Dear Editor | How Long Should my Novel Be?

How long should a novel be? This is a common question from first-time authors. Unfortunately, the answer is often vague: it depends.

First, let’s discuss the way we measure the length of a novel.

It was too difficult to count words in the days before word processors with an automatic word count feature, so manuscript length was measured in pages. One page, typed double-spaced and with a ½ inch (1.27cm) indent at the beginning of each paragraph was counted as 250 words. A writer aiming to write 1,000 words a day would therefore write around four pages, and a novel was somewhere between 300 and 400 pages.

The same holds true today: the novels you see in the bookstore or library are usually somewhere between 300 and 400 pages, which is approximately 75,000 to 100,000 words.

What If my Word Count is Shorter?

Sure, some novels are shorter than 75,000 words, depending on genre and the target age of the reader. But if we’re talking about a novel written for adults, then a shorter manuscript might not be classified as a novel. The Science Fiction and Fantasy Writers of America classifies Nebula Award submissions into four categories based on word count:

  • Short story: under 7,500
  • Novelette: between 7,500 and 17,500
  • Novella: between 17,500 and 40,000
  • Novel: over 40,000

American Christian Fiction Writers classify a novella as between 15,000 and 45,000 words, and a short novel as 45,000 to 70,000 words. Short novels are often category romance (see below). Publishers rarely publish a novella as a stand-alone story, but they may be published as part of a collection, or as the introduction to a new series.

Stories can go shorter: flash fiction (the kind often included in magazines) is between 100 and 1,000 words. And a story that is exactly 100 words long is a drabble.

What If my Word Count is Longer?

Manuscripts can go longer. Novels over 110,000 words are generally classed as epics or sagas, and are usually from well-known authors such as George RR Martin or JK Rowling. Publishers are more likely to take a risk on a long novel from an author with a track history of solid sales. Having a novel that is part of a series may help, as the publisher knows they will get some sell-through sales.

But consider: does the novel need to be this long?

[SUPPLIED MATERIAL]
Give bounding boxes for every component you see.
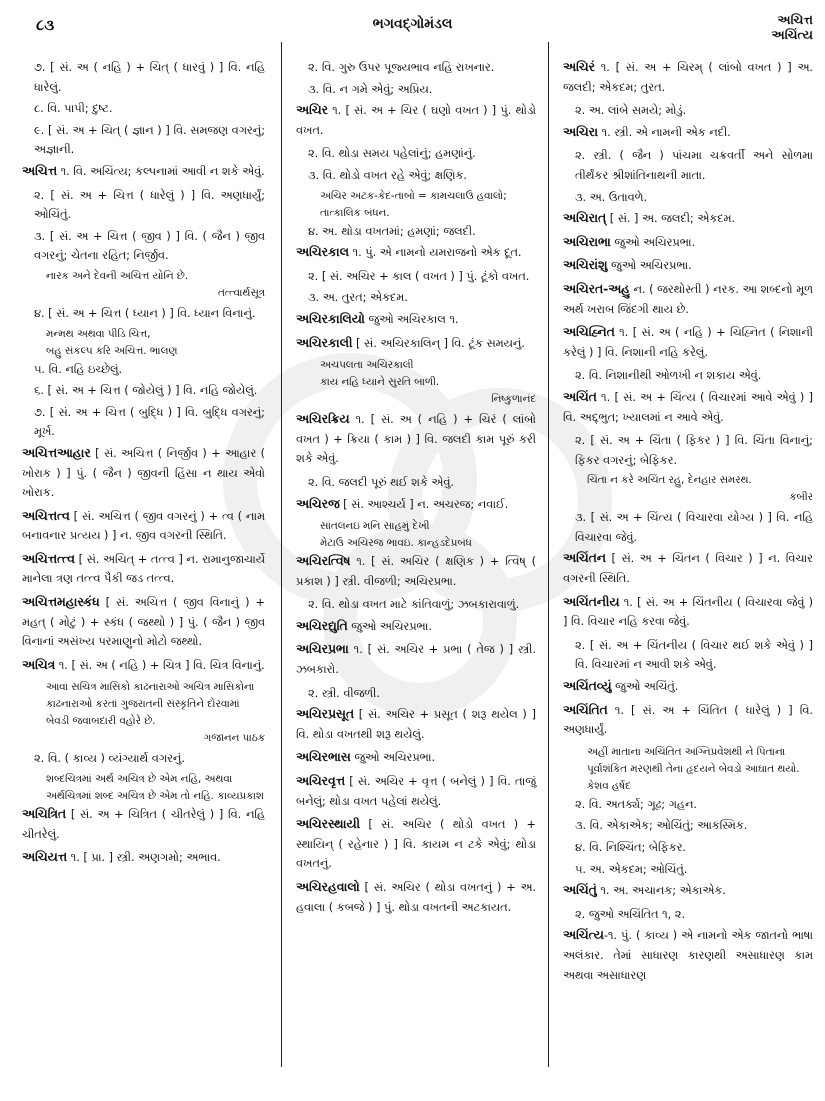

[REQUIRED TASK] Continue the advice piece on novel length, starting after its last line, "But consider: does the novel need to be this long?"

[RESULT FOR THIS EXERCISE]
A high word count may mean the author needs to do more editing. Or it may be a factor of genre. Or it may be that the author didn’t realize publishers (and readers) do have expectations around word count.

If you have a longer novel, make sure you are telling more story, not just adding more words. Many of the 450-page novels I read could have told the story more effectively using fewer words. Their stories could have benefited from stronger editing.

Word Count Depends on Genre

Certain genres require more words. Science fiction and fantasy novels often require a large amount of worldbuilding—introducing the reader to the world the author has created, introducing the people which inhabit the world and their cultures and customs, and (sometimes) explaining the science and technology. This information must be shown, not told, and showing almost always takes more words than telling.

Historical fiction also requires a degree of worldbuilding to bring the reader into the setting—and the further removed that time and place is from our own, the more information the author is going to have to give the reader in order to immerse the reader in the setting. Again, this information must be shown, not told.

In contrast, a contemporary romance or mystery novel requires less in the way of explaining the setting. Readers live in the modern world, and we don’t need to be shown what an iPhone is or does. Equally, familiar historical settings (e.g. Regency England or Civil War America) need little introduction. Readers often know these settings as well as or better than the authors.

Typical word counts for common genres are:

  • Category romance (e.g. Love Inspired): 55,000 to 60,000 words)
  • Cozy mystery: 65,000 to 90,000 words
  • Crime: 70,000 to 90,000 words
  • Fantasy: 90,000 to 120,000 words
  • Historical fiction: 80,000 to 110,000 words
  • Mystery: 70,000 to 90,000 words
  • Romance: 70,000 to 90,000 words
  • Rom-com: 70,000 to 90,000 words
  • Science Fiction: 90,000 to 110,000 words
  • Suspense: 70,000 to 90,000 words
  • Thriller: 80,000 to 100,000 words
  • Women’s fiction: 80,000 to 100,000 words

For more information, check out:

Word Count Depends on Target Age

Young Adult novels tend to be shorter than adult novels, so between 45,000 and 70,000 words, but the word count is flexible (especially in science fiction or fantasy).

Middle Grade can be anything from 20,000 to 50,000 words or more, but average around 35,000 words. For lower middle grade readers (ages 7 to 10), aim for the lower end of this range. You can go higher for upper middle grade.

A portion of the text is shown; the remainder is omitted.